WRITTEN EXERCISE |
Quote the entries word for word. Omit the pictures.

RECORDS FOR THIS TASK |
========================================
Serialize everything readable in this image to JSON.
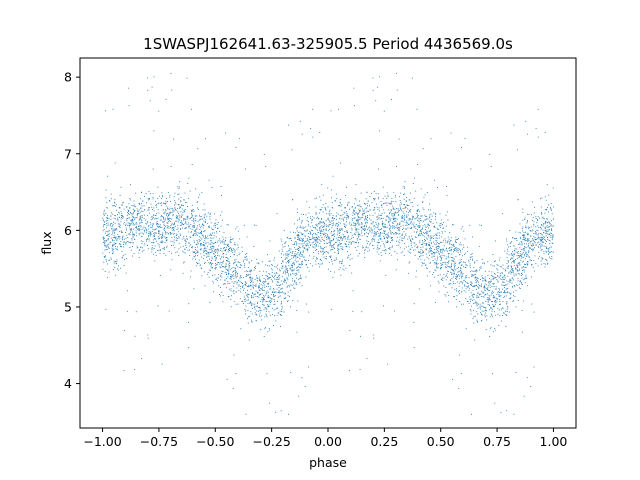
{
  "chart_data": {
    "type": "scatter",
    "title": "1SWASPJ162641.63-325905.5 Period 4436569.0s",
    "xlabel": "phase",
    "ylabel": "flux",
    "xlim": [
      -1.1,
      1.1
    ],
    "ylim": [
      3.42,
      8.25
    ],
    "xticks": [
      -1.0,
      -0.75,
      -0.5,
      -0.25,
      0.0,
      0.25,
      0.5,
      0.75,
      1.0
    ],
    "xtick_labels": [
      "−1.00",
      "−0.75",
      "−0.50",
      "−0.25",
      "0.00",
      "0.25",
      "0.50",
      "0.75",
      "1.00"
    ],
    "yticks": [
      4,
      5,
      6,
      7,
      8
    ],
    "ytick_labels": [
      "4",
      "5",
      "6",
      "7",
      "8"
    ],
    "grid": false,
    "legend": "none",
    "series": [
      {
        "color": "#1f77b4",
        "marker": "point",
        "profile_phase": [
          0.0,
          0.05,
          0.1,
          0.15,
          0.2,
          0.25,
          0.3,
          0.35,
          0.4,
          0.45,
          0.5,
          0.55,
          0.6,
          0.65,
          0.7,
          0.75,
          0.8,
          0.85,
          0.9,
          0.95,
          1.0
        ],
        "profile_flux": [
          5.95,
          5.95,
          6.0,
          6.1,
          6.1,
          6.05,
          6.1,
          6.1,
          6.0,
          5.9,
          5.7,
          5.6,
          5.5,
          5.25,
          5.15,
          5.2,
          5.4,
          5.6,
          5.9,
          5.95,
          5.95
        ],
        "profile_spread": [
          0.35,
          0.38,
          0.35,
          0.32,
          0.3,
          0.3,
          0.3,
          0.35,
          0.38,
          0.38,
          0.35,
          0.35,
          0.38,
          0.35,
          0.32,
          0.35,
          0.38,
          0.38,
          0.35,
          0.35,
          0.35
        ],
        "repeated_over_phase": [
          -1.0,
          1.0
        ]
      }
    ]
  }
}
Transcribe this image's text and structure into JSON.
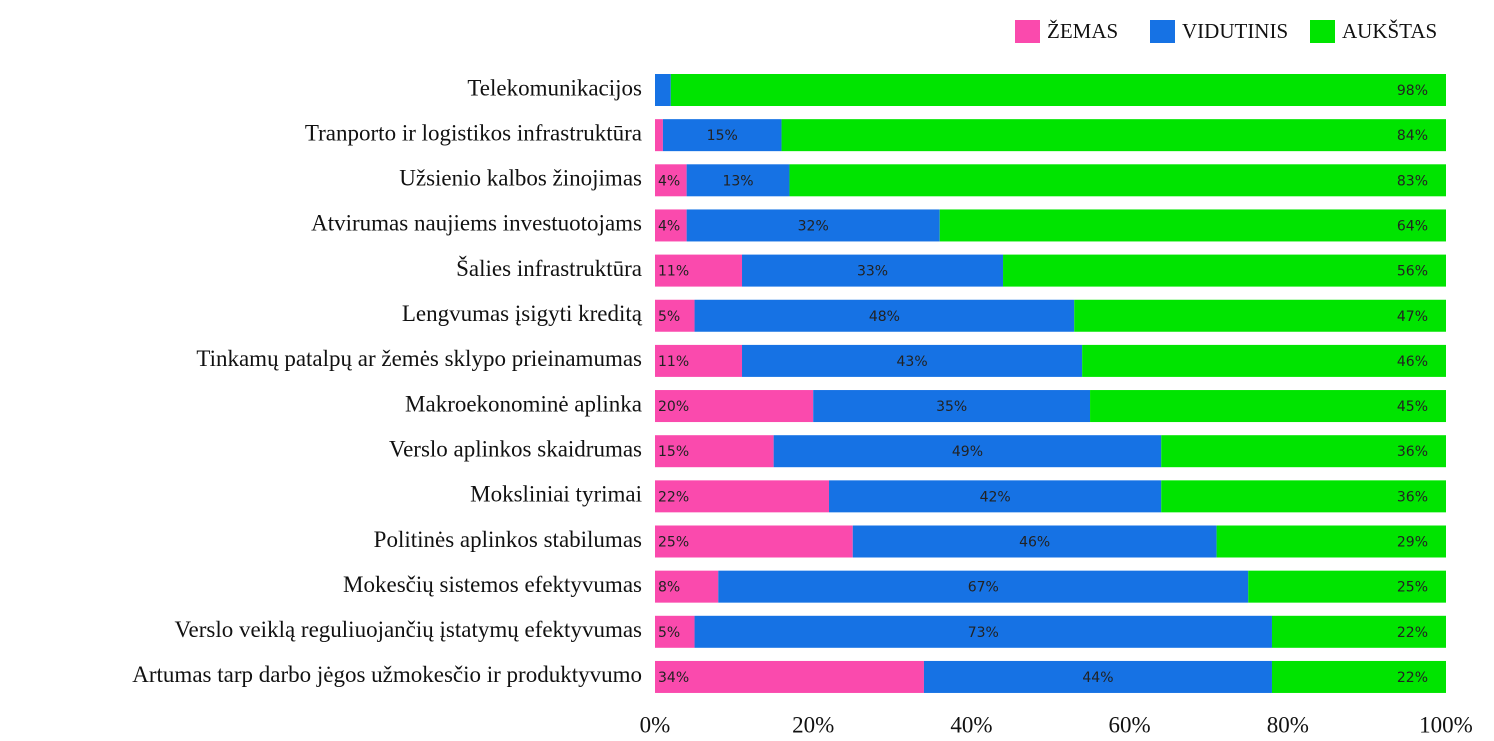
========================================
RESULT |
Serialize everything readable in this image to JSON.
{
  "chart_data": {
    "type": "scatter",
    "title": "1SWASPJ162641.63-325905.5 Period 4436569.0s",
    "xlabel": "phase",
    "ylabel": "flux",
    "xlim": [
      -1.1,
      1.1
    ],
    "ylim": [
      3.42,
      8.25
    ],
    "xticks": [
      -1.0,
      -0.75,
      -0.5,
      -0.25,
      0.0,
      0.25,
      0.5,
      0.75,
      1.0
    ],
    "xtick_labels": [
      "−1.00",
      "−0.75",
      "−0.50",
      "−0.25",
      "0.00",
      "0.25",
      "0.50",
      "0.75",
      "1.00"
    ],
    "yticks": [
      4,
      5,
      6,
      7,
      8
    ],
    "ytick_labels": [
      "4",
      "5",
      "6",
      "7",
      "8"
    ],
    "grid": false,
    "legend": "none",
    "series": [
      {
        "color": "#1f77b4",
        "marker": "point",
        "profile_phase": [
          0.0,
          0.05,
          0.1,
          0.15,
          0.2,
          0.25,
          0.3,
          0.35,
          0.4,
          0.45,
          0.5,
          0.55,
          0.6,
          0.65,
          0.7,
          0.75,
          0.8,
          0.85,
          0.9,
          0.95,
          1.0
        ],
        "profile_flux": [
          5.95,
          5.95,
          6.0,
          6.1,
          6.1,
          6.05,
          6.1,
          6.1,
          6.0,
          5.9,
          5.7,
          5.6,
          5.5,
          5.25,
          5.15,
          5.2,
          5.4,
          5.6,
          5.9,
          5.95,
          5.95
        ],
        "profile_spread": [
          0.35,
          0.38,
          0.35,
          0.32,
          0.3,
          0.3,
          0.3,
          0.35,
          0.38,
          0.38,
          0.35,
          0.35,
          0.38,
          0.35,
          0.32,
          0.35,
          0.38,
          0.38,
          0.35,
          0.35,
          0.35
        ],
        "repeated_over_phase": [
          -1.0,
          1.0
        ]
      }
    ]
  }
}
Transcribe this image's text and structure into JSON.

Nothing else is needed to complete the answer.